Written request:
Copy all the material that follows, keeping every character the same.

Input data:
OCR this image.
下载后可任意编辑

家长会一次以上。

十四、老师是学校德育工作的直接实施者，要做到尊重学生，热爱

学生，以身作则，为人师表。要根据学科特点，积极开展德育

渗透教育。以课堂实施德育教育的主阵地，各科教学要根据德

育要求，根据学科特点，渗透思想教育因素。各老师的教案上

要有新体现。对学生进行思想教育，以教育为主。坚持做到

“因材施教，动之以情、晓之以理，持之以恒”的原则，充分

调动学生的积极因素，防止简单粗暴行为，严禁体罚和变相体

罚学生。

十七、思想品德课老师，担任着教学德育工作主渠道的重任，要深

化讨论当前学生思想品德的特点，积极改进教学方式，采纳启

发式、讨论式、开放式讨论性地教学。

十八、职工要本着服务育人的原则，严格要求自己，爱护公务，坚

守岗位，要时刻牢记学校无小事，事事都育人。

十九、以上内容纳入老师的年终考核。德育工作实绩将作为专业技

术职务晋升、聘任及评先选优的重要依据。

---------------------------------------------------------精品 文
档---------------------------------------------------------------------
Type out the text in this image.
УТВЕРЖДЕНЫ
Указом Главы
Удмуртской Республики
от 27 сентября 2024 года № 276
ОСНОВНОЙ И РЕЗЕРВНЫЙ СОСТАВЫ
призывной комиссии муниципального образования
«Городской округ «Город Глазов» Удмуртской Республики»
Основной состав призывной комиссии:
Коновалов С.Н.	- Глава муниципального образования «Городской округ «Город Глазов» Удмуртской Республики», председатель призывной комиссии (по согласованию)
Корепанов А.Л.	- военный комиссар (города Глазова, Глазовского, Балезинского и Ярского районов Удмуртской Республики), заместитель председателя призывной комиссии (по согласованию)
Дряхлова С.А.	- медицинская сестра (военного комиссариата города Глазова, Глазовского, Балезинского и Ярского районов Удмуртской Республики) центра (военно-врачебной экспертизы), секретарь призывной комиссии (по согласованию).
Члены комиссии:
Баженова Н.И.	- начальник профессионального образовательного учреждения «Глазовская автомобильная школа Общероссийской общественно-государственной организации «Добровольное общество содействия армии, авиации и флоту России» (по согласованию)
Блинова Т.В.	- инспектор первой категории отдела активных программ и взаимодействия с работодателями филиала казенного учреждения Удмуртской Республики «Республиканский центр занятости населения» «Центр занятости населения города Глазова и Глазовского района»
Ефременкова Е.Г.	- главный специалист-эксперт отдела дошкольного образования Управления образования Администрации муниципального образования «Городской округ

Problem solution:
OCR this image.
下载后可任意编辑

家长会一次以上。

十四、老师是学校德育工作的直接实施者，要做到尊重学生，热爱

学生，以身作则，为人师表。要根据学科特点，积极开展德育

渗透教育。以课堂实施德育教育的主阵地，各科教学要根据德

育要求，根据学科特点，渗透思想教育因素。各老师的教案上

要有新体现。对学生进行思想教育，以教育为主。坚持做到

“因材施教，动之以情、晓之以理，持之以恒”的原则，充分

调动学生的积极因素，防止简单粗暴行为，严禁体罚和变相体

罚学生。

十七、思想品德课老师，担任着教学德育工作主渠道的重任，要深

化讨论当前学生思想品德的特点，积极改进教学方式，采纳启

发式、讨论式、开放式讨论性地教学。

十八、职工要本着服务育人的原则，严格要求自己，爱护公务，坚

守岗位，要时刻牢记学校无小事，事事都育人。

十九、以上内容纳入老师的年终考核。德育工作实绩将作为专业技

术职务晋升、聘任及评先选优的重要依据。

---------------------------------------------------------精品 文
档---------------------------------------------------------------------
Type out the text in this image.
УТВЕРЖДЕНЫ
Указом Главы
Удмуртской Республики
от 27 сентября 2024 года № 276
ОСНОВНОЙ И РЕЗЕРВНЫЙ СОСТАВЫ
призывной комиссии муниципального образования
«Городской округ «Город Глазов» Удмуртской Республики»
Основной состав призывной комиссии:
Коновалов С.Н.	- Глава муниципального образования «Городской округ «Город Глазов» Удмуртской Республики», председатель призывной комиссии (по согласованию)
Корепанов А.Л.	- военный комиссар (города Глазова, Глазовского, Балезинского и Ярского районов Удмуртской Республики), заместитель председателя призывной комиссии (по согласованию)
Дряхлова С.А.	- медицинская сестра (военного комиссариата города Глазова, Глазовского, Балезинского и Ярского районов Удмуртской Республики) центра (военно-врачебной экспертизы), секретарь призывной комиссии (по согласованию).
Члены комиссии:
Баженова Н.И.	- начальник профессионального образовательного учреждения «Глазовская автомобильная школа Общероссийской общественно-государственной организации «Добровольное общество содействия армии, авиации и флоту России» (по согласованию)
Блинова Т.В.	- инспектор первой категории отдела активных программ и взаимодействия с работодателями филиала казенного учреждения Удмуртской Республики «Республиканский центр занятости населения» «Центр занятости населения города Глазова и Глазовского района»
Ефременкова Е.Г.	- главный специалист-эксперт отдела дошкольного образования Управления образования Администрации муниципального образования «Городской округ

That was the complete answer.